§ Your task: Which lines below hold the word "których"? Report each one.

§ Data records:
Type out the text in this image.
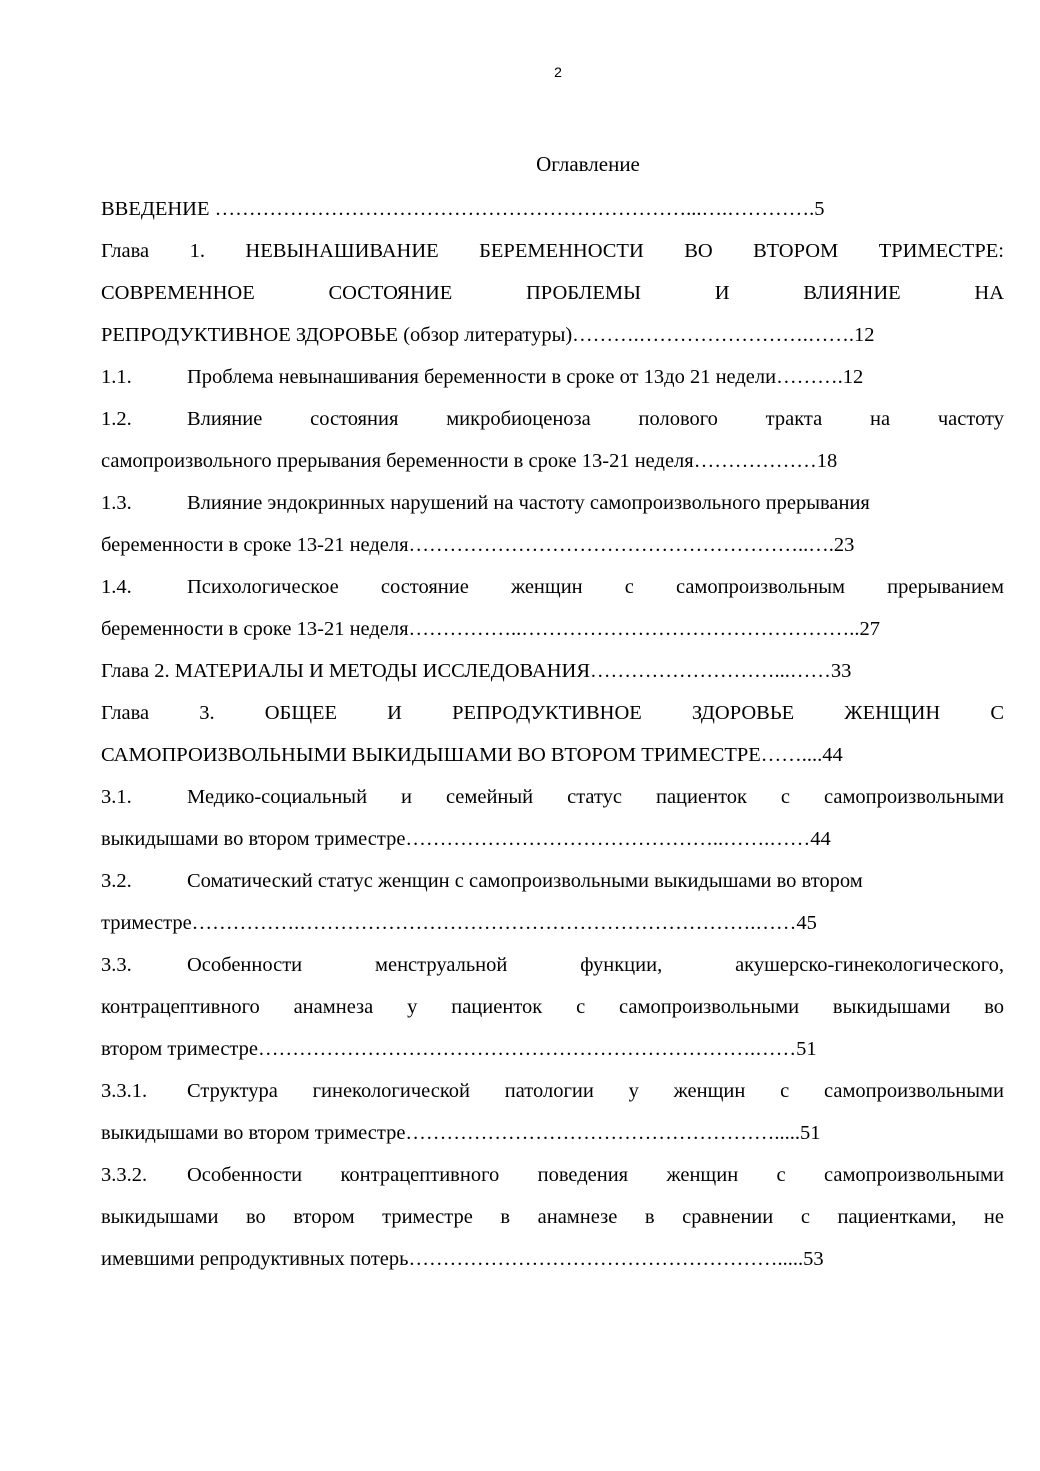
2
Оглавление
ВВЕДЕНИЕ ……………………………………………………………...….………….5
Глава 1. НЕВЫНАШИВАНИЕ БЕРЕМЕННОСТИ ВО ВТОРОМ ТРИМЕСТРЕ:
СОВРЕМЕННОЕ СОСТОЯНИЕ ПРОБЛЕМЫ И ВЛИЯНИЕ НА
РЕПРОДУКТИВНОЕ ЗДОРОВЬЕ (обзор литературы)……….…………………….…….12
1.1.	Проблема невынашивания беременности в сроке от 13до 21 недели……….12
1.2.	Влияние состояния микробиоценоза полового тракта на частоту
самопроизвольного прерывания беременности в сроке 13-21 неделя………………18
1.3.	Влияние эндокринных нарушений на частоту самопроизвольного прерывания
беременности в сроке 13-21 неделя…………………………………………………..….23
1.4.	Психологическое состояние женщин с самопроизвольным прерыванием
беременности в сроке 13-21 неделя……………..…………………………………………..27
Глава 2. МАТЕРИАЛЫ И МЕТОДЫ ИССЛЕДОВАНИЯ………………………...……33
Глава 3. ОБЩЕЕ И РЕПРОДУКТИВНОЕ ЗДОРОВЬЕ ЖЕНЩИН С
САМОПРОИЗВОЛЬНЫМИ ВЫКИДЫШАМИ ВО ВТОРОМ ТРИМЕСТРЕ……....44
3.1.	Медико-социальный и семейный статус пациенток с самопроизвольными
выкидышами во втором триместре………………………………………..…….……44
3.2.	Соматический статус женщин с самопроизвольными выкидышами во втором
триместре…………….………………………………………………………….……45
3.3.	Особенности менструальной функции, акушерско-гинекологического,
контрацептивного анамнеза у пациенток с самопроизвольными выкидышами во
втором триместре……………………………………………………………….……51
3.3.1. Структура гинекологической патологии у женщин с самопроизвольными
выкидышами во втором триместре……………………………………………….....51
3.3.2. Особенности контрацептивного поведения женщин с самопроизвольными
выкидышами во втором триместре в анамнезе в сравнении с пациентками, не
имевшими репродуктивных потерь……………………………………………….....53
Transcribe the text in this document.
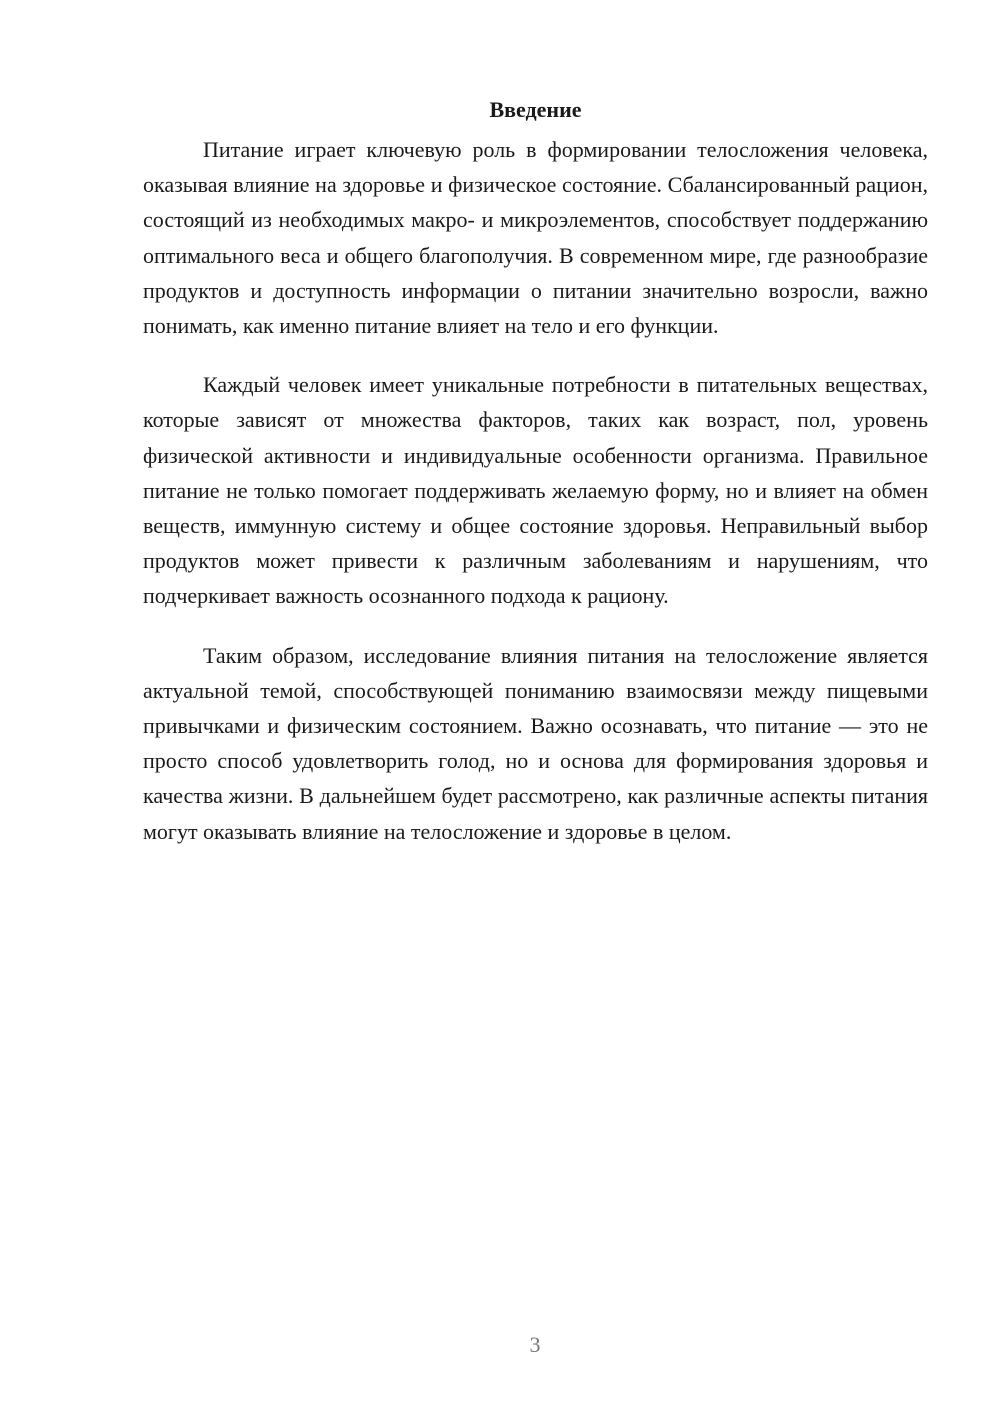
Введение

Питание играет ключевую роль в формировании телосложения человека, оказывая влияние на здоровье и физическое состояние. Сбалансированный рацион, состоящий из необходимых макро- и микроэлементов, способствует поддержанию оптимального веса и общего благополучия. В современном мире, где разнообразие продуктов и доступность информации о питании значительно возросли, важно понимать, как именно питание влияет на тело и его функции.

Каждый человек имеет уникальные потребности в питательных веществах, которые зависят от множества факторов, таких как возраст, пол, уровень физической активности и индивидуальные особенности организма. Правильное питание не только помогает поддерживать желаемую форму, но и влияет на обмен веществ, иммунную систему и общее состояние здоровья. Неправильный выбор продуктов может привести к различным заболеваниям и нарушениям, что подчеркивает важность осознанного подхода к рациону.

Таким образом, исследование влияния питания на телосложение является актуальной темой, способствующей пониманию взаимосвязи между пищевыми привычками и физическим состоянием. Важно осознавать, что питание — это не просто способ удовлетворить голод, но и основа для формирования здоровья и качества жизни. В дальнейшем будет рассмотрено, как различные аспекты питания могут оказывать влияние на телосложение и здоровье в целом.

3
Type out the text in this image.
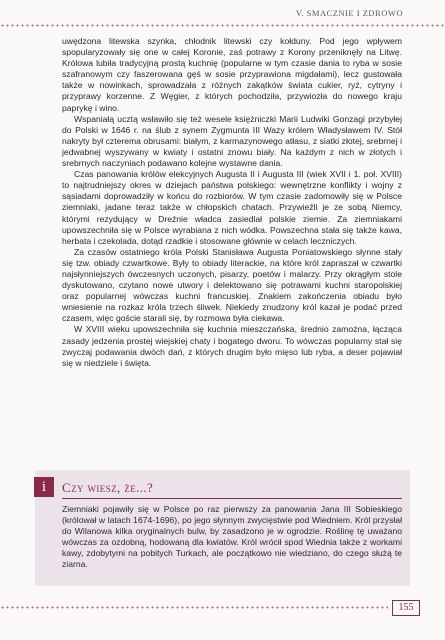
V. SMACZNIE I ZDROWO

uwędzona litewska szynka, chłodnik litewski czy kołduny. Pod jego wpływem spopularyzowały się one w całej Koronie, zaś potrawy z Korony przeniknęły na Litwę. Królowa lubiła tradycyjną prostą kuchnię (popularne w tym czasie dania to ryba w sosie szafranowym czy faszerowana gęś w sosie przyprawiona migdałami), lecz gustowała także w nowinkach, sprowadzała z różnych zakątków świata cukier, ryż, cytryny i przyprawy korzenne. Z Węgier, z których pochodziła, przywiozła do nowego kraju paprykę i wino.

Wspaniałą ucztą wsławiło się też wesele księżniczki Marii Ludwiki Gonzagi przybyłej do Polski w 1646 r. na ślub z synem Zygmunta III Wazy królem Władysławem IV. Stół nakryty był czterema obrusami: białym, z karmazynowego atłasu, z siatki złotej, srebrnej i jedwabnej wyszywany w kwiaty i ostatni znowu biały. Na każdym z nich w złotych i srebrnych naczyniach podawano kolejne wystawne dania.

Czas panowania królów elekcyjnych Augusta II i Augusta III (wiek XVII i 1. poł. XVIII) to najtrudniejszy okres w dziejach państwa polskiego: wewnętrzne konflikty i wojny z sąsiadami doprowadziły w końcu do rozbiorów. W tym czasie zadomowiły się w Polsce ziemniaki, jadane teraz także w chłopskich chatach. Przywieźli je ze sobą Niemcy, którymi rezydujący w Dreźnie władca zasiedlał polskie ziemie. Za ziemniakami upowszechniła się w Polsce wyrabiana z nich wódka. Powszechna stała się także kawa, herbata i czekolada, dotąd rzadkie i stosowane głównie w celach leczniczych.

Za czasów ostatniego króla Polski Stanisława Augusta Poniatowskiego słynne stały się tzw. obiady czwartkowe. Były to obiady literackie, na które król zapraszał w czwartki najsłynniejszych ówczesnych uczonych, pisarzy, poetów i malarzy. Przy okrągłym stole dyskutowano, czytano nowe utwory i delektowano się potrawami kuchni staropolskiej oraz popularnej wówczas kuchni francuskiej. Znakiem zakończenia obiadu było wniesienie na rozkaz króla trzech śliwek. Niekiedy znudzony król kazał je podać przed czasem, więc goście starali się, by rozmowa była ciekawa.

W XVIII wieku upowszechniła się kuchnia mieszczańska, średnio zamożna, łącząca zasady jedzenia prostej wiejskiej chaty i bogatego dworu. To wówczas popularny stał się zwyczaj podawania dwóch dań, z których drugim było mięso lub ryba, a deser pojawiał się w niedziele i święta.

i	Czy wiesz, że...?
Ziemniaki pojawiły się w Polsce po raz pierwszy za panowania Jana III Sobieskiego (królował w latach 1674-1696), po jego słynnym zwycięstwie pod Wiedniem. Król przysłał do Wilanowa kilka oryginalnych bulw, by zasadzono je w ogrodzie. Roślinę tę uważano wówczas za ozdobną, hodowaną dla kwiatów. Król wrócił spod Wiednia także z workami kawy, zdobytymi na pobitych Turkach, ale początkowo nie wiedziano, do czego służą te ziarna.
155
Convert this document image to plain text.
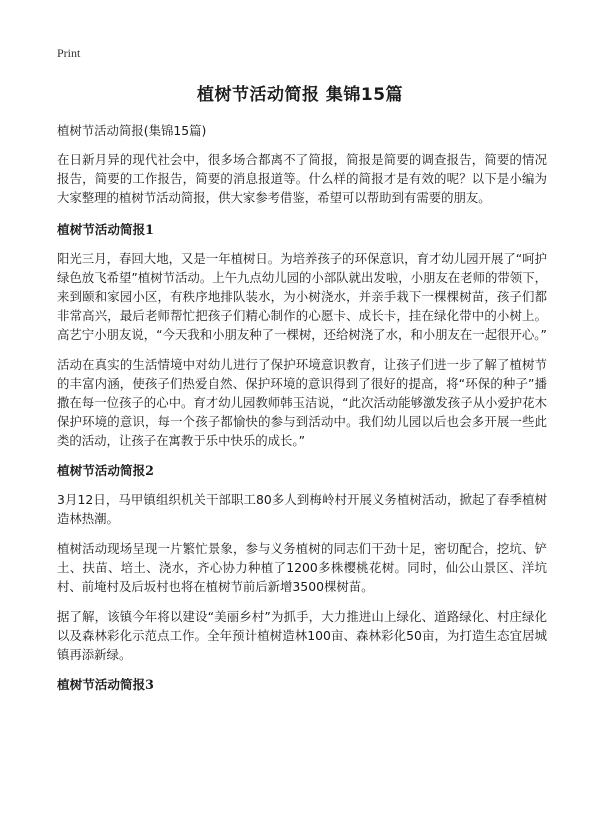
Print
植树节活动简报 集锦15篇

植树节活动简报(集锦15篇)

在日新月异的现代社会中，很多场合都离不了简报，简报是简要的调查报告，简要的情况报告，简要的工作报告，简要的消息报道等。什么样的简报才是有效的呢？以下是小编为大家整理的植树节活动简报，供大家参考借鉴，希望可以帮助到有需要的朋友。

植树节活动简报1

阳光三月，春回大地，又是一年植树日。为培养孩子的环保意识，育才幼儿园开展了“呵护绿色放飞希望”植树节活动。上午九点幼儿园的小部队就出发啦，小朋友在老师的带领下，来到颐和家园小区，有秩序地排队装水，为小树浇水，并亲手栽下一棵棵树苗，孩子们都非常高兴，最后老师帮忙把孩子们精心制作的心愿卡、成长卡，挂在绿化带中的小树上。高艺宁小朋友说，“今天我和小朋友种了一棵树，还给树浇了水，和小朋友在一起很开心。”

活动在真实的生活情境中对幼儿进行了保护环境意识教育，让孩子们进一步了解了植树节的丰富内涵，使孩子们热爱自然、保护环境的意识得到了很好的提高，将“环保的种子”播撒在每一位孩子的心中。育才幼儿园教师韩玉洁说，“此次活动能够激发孩子从小爱护花木保护环境的意识，每一个孩子都愉快的参与到活动中。我们幼儿园以后也会多开展一些此类的活动，让孩子在寓教于乐中快乐的成长。”

植树节活动简报2

3月12日，马甲镇组织机关干部职工80多人到梅岭村开展义务植树活动，掀起了春季植树造林热潮。

植树活动现场呈现一片繁忙景象，参与义务植树的同志们干劲十足，密切配合，挖坑、铲土、扶苗、培土、浇水，齐心协力种植了1200多株樱桃花树。同时，仙公山景区、洋坑村、前埯村及后坂村也将在植树节前后新增3500棵树苗。

据了解，该镇今年将以建设“美丽乡村”为抓手，大力推进山上绿化、道路绿化、村庄绿化以及森林彩化示范点工作。全年预计植树造林100亩、森林彩化50亩，为打造生态宜居城镇再添新绿。

植树节活动简报3
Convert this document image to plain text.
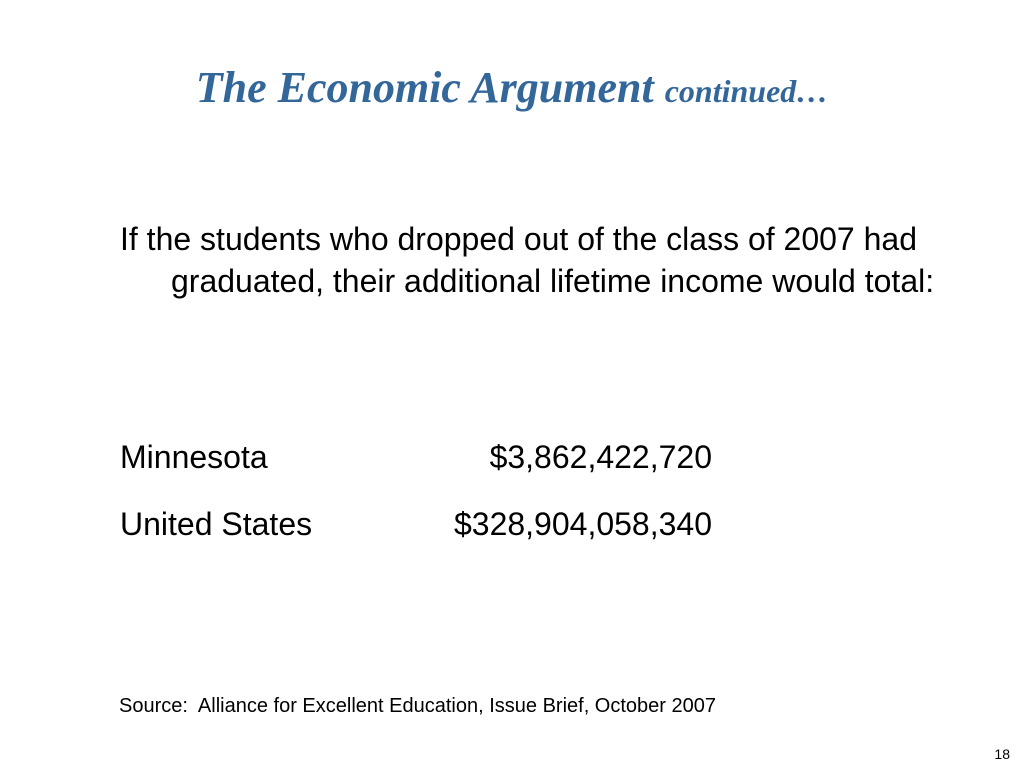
The Economic Argument continued…
If the students who dropped out of the class of 2007 had graduated, their additional lifetime income would total:
Minnesota	$3,862,422,720
United States	$328,904,058,340
Source:  Alliance for Excellent Education, Issue Brief, October 2007
18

§ Response to this task:
uwędzona litewska szynka, chłodnik litewski czy kołduny. Pod jego wpływem spopularyzowały się one w całej Koronie, zaś potrawy z Korony przeniknęły na Litwę. Królowa lubiła tradycyjną prostą kuchnię (popularne w tym czasie dania to ryba w sosie szafranowym czy faszerowana gęś w sosie przyprawiona migdałami), lecz gustowała także w nowinkach, sprowadzała z różnych zakątków świata cukier, ryż, cytryny i przyprawy korzenne. Z Węgier, z których pochodziła, przywiozła do nowego kraju paprykę i wino.
W XVIII wieku upowszechniła się kuchnia mieszczańska, średnio zamożna, łącząca zasady jedzenia prostej wiejskiej chaty i bogatego dworu. To wówczas popularny stał się zwyczaj podawania dwóch dań, z których drugim było mięso lub ryba, a deser pojawiał się w niedziele i święta.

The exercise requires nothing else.